(Data items)
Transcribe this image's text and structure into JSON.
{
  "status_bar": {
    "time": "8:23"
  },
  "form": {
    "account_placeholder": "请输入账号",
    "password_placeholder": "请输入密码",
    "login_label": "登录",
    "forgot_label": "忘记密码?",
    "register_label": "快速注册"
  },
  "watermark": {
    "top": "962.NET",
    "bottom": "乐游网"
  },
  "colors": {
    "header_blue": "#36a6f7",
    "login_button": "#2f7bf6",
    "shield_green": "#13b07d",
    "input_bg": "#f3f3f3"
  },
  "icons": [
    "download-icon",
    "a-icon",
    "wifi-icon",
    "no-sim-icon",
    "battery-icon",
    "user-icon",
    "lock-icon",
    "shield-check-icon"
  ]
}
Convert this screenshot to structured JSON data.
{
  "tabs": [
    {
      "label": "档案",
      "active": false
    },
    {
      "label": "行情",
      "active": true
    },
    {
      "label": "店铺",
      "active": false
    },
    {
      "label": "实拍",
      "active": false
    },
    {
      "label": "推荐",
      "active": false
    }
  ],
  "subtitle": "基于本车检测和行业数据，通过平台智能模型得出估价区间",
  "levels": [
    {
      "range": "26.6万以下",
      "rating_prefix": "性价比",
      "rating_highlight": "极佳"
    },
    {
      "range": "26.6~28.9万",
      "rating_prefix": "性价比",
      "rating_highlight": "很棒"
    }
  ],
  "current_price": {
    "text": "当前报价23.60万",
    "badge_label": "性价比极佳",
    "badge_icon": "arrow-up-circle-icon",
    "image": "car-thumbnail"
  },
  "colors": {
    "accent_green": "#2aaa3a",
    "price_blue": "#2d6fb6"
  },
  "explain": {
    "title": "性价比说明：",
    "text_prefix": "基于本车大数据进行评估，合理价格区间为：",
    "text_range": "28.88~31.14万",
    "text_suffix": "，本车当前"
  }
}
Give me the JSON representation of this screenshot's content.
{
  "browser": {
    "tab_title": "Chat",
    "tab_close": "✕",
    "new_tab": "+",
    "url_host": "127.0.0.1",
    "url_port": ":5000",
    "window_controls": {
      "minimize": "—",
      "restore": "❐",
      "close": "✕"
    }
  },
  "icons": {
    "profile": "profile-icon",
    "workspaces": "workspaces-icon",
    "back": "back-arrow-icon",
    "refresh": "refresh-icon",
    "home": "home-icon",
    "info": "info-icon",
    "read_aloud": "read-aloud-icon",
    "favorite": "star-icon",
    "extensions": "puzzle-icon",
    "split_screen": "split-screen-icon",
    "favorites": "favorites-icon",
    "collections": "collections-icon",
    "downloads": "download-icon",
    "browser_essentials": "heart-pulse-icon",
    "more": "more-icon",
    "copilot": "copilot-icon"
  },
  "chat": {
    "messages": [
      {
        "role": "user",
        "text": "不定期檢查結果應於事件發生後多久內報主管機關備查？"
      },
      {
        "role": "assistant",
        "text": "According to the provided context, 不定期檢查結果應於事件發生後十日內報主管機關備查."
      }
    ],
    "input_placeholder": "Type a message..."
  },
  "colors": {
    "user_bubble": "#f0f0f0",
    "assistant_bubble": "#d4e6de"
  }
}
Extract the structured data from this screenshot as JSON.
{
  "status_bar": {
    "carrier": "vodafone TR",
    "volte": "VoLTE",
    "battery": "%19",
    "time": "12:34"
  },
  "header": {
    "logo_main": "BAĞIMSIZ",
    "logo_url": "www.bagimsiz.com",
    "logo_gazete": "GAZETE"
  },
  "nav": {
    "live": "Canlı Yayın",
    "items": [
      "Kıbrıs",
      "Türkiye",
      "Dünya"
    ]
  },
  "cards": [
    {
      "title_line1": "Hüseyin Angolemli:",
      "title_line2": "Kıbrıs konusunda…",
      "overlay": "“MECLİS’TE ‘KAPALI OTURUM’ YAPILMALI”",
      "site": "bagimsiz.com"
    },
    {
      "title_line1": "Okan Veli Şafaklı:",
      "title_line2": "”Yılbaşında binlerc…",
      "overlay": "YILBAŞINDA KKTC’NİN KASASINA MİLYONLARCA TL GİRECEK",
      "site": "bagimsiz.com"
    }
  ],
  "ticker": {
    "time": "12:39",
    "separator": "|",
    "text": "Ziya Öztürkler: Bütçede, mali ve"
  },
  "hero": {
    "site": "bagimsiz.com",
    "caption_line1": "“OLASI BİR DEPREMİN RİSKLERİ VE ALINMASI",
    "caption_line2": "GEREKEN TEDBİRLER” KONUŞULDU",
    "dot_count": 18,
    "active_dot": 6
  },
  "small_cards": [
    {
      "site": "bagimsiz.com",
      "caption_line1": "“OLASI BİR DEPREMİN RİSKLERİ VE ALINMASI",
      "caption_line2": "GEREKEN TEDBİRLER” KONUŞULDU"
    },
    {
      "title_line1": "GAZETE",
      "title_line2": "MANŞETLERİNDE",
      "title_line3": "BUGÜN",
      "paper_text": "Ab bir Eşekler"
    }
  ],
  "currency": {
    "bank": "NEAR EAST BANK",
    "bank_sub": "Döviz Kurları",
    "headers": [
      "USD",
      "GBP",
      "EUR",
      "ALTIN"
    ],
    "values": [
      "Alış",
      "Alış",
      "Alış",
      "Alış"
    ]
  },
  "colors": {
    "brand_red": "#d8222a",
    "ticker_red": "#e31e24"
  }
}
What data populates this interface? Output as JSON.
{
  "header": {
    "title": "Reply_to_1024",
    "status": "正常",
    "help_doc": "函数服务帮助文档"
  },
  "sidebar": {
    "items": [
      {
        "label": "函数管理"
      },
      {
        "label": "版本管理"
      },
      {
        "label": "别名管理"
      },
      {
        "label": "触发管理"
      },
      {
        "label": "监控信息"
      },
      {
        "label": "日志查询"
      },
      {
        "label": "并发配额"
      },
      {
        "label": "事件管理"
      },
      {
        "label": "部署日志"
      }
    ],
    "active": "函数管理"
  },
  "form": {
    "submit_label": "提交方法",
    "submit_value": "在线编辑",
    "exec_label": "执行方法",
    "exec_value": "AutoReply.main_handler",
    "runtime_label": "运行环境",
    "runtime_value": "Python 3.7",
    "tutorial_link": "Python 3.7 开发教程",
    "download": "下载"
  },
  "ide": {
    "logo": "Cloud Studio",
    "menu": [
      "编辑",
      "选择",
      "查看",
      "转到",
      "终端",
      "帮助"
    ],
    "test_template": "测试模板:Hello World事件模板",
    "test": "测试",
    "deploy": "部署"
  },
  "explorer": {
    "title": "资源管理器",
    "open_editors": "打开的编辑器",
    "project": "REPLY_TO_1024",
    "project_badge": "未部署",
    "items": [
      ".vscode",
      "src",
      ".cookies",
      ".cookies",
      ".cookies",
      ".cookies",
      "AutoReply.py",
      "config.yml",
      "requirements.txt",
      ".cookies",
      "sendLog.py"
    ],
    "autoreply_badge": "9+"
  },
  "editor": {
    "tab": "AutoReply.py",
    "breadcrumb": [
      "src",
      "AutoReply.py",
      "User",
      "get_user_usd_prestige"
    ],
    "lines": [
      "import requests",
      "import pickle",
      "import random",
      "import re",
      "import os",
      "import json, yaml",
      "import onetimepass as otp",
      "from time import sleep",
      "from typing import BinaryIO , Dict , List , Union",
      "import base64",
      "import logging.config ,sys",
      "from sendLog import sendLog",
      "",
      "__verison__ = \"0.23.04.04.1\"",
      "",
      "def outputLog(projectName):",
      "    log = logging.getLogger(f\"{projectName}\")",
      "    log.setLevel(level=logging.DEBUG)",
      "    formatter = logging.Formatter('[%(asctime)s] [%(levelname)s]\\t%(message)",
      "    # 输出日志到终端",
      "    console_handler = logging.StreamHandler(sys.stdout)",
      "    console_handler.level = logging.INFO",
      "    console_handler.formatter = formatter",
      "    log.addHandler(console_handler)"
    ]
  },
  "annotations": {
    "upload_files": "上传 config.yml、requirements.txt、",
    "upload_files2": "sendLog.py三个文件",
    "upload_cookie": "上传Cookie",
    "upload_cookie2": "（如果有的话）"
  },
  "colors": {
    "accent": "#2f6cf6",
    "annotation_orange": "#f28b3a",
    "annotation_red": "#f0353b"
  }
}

__OBJECTIVE__. In the records above, find each line holding "requirements" and copy it.

__SOLUTION FOR THIS TASK__.
      "requirements.txt",
    "upload_files": "上传 config.yml、requirements.txt、",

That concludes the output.